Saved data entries

-- -- --

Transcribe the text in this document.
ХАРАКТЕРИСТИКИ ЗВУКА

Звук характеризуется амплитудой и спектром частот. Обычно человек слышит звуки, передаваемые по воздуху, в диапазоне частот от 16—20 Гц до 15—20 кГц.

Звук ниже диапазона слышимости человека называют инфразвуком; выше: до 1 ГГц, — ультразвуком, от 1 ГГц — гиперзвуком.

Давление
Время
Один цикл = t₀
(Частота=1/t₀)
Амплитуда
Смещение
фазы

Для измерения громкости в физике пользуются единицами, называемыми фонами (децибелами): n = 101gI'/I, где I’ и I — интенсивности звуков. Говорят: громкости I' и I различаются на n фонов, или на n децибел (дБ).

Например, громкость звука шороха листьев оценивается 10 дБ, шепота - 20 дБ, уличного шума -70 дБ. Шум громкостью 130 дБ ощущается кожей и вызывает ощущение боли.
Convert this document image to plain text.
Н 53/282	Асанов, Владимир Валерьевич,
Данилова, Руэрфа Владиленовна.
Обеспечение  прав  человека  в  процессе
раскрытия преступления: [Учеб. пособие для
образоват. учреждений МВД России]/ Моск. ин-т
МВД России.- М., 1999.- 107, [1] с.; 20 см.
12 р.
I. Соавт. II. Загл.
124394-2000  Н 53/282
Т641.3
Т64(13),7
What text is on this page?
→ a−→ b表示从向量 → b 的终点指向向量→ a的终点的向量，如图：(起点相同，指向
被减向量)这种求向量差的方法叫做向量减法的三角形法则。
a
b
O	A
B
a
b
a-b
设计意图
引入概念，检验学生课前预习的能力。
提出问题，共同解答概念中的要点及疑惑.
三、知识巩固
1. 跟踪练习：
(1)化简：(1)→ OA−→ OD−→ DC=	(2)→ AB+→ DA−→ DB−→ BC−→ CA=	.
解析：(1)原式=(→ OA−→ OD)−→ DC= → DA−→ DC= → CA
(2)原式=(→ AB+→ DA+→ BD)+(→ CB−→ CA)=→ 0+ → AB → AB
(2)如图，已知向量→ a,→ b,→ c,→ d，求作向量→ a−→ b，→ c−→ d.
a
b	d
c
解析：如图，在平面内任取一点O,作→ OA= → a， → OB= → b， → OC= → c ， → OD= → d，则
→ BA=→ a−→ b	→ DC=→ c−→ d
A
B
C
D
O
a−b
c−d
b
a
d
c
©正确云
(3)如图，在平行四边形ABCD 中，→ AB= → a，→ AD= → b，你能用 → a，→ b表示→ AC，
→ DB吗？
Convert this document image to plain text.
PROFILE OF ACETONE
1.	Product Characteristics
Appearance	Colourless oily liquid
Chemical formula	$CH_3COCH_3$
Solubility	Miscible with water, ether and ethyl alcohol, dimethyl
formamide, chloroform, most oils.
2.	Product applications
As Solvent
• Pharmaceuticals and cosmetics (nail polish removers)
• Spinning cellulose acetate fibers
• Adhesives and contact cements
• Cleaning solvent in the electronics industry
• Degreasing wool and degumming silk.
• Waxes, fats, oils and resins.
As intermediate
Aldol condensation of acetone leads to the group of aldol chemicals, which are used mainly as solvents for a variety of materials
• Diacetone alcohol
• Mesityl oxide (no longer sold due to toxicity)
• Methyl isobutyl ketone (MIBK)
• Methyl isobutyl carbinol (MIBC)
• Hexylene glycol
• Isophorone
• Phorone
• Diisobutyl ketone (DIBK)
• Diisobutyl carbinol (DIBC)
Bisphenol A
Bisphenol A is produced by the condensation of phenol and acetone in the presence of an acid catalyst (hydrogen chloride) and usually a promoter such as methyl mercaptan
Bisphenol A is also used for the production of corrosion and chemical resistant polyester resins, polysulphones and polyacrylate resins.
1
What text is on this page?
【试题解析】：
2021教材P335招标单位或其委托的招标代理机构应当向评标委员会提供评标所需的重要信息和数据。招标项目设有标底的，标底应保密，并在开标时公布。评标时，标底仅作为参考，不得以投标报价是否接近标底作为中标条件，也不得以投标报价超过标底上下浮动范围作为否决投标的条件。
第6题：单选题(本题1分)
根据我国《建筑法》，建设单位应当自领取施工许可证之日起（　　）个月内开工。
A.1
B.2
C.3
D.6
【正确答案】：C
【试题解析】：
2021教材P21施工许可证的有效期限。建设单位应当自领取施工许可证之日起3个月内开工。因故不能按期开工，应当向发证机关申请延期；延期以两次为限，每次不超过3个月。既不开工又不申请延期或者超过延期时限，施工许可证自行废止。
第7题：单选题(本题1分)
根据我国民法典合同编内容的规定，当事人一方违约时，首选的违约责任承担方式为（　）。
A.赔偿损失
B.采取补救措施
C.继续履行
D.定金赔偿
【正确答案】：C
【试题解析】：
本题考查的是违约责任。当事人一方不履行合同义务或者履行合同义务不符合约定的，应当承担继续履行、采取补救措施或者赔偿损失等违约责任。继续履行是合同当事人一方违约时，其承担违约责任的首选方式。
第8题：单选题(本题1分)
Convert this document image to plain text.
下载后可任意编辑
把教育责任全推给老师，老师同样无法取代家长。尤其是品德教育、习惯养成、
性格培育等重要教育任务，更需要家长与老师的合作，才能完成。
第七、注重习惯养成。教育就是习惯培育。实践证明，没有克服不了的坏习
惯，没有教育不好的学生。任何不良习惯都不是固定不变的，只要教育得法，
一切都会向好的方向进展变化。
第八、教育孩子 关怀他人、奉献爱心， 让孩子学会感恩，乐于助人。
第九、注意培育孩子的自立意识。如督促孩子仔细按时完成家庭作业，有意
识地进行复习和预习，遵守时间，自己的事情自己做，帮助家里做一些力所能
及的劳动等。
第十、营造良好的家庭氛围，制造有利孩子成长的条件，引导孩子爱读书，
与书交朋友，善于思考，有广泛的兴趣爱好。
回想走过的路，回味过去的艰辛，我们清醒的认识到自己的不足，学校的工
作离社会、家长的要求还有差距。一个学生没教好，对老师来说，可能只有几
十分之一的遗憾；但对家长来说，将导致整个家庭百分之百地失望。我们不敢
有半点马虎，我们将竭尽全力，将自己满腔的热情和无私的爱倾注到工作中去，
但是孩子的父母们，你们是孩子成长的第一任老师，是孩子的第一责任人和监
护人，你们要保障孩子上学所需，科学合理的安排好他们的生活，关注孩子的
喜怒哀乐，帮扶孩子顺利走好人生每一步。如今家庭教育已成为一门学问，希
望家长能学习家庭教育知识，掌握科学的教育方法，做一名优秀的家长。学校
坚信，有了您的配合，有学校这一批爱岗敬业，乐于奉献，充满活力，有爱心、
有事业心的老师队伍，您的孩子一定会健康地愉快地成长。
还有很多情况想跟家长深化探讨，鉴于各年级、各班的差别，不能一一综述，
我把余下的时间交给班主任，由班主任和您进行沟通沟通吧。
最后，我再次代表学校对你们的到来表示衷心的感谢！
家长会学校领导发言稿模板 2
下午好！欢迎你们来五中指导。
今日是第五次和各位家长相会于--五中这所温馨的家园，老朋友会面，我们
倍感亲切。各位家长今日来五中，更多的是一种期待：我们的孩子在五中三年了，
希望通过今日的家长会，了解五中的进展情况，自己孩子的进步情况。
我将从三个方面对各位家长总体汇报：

-- -- --

Show every line from the entries above in which "ketone" appears.

• Methyl isobutyl ketone (MIBK)
• Diisobutyl ketone (DIBK)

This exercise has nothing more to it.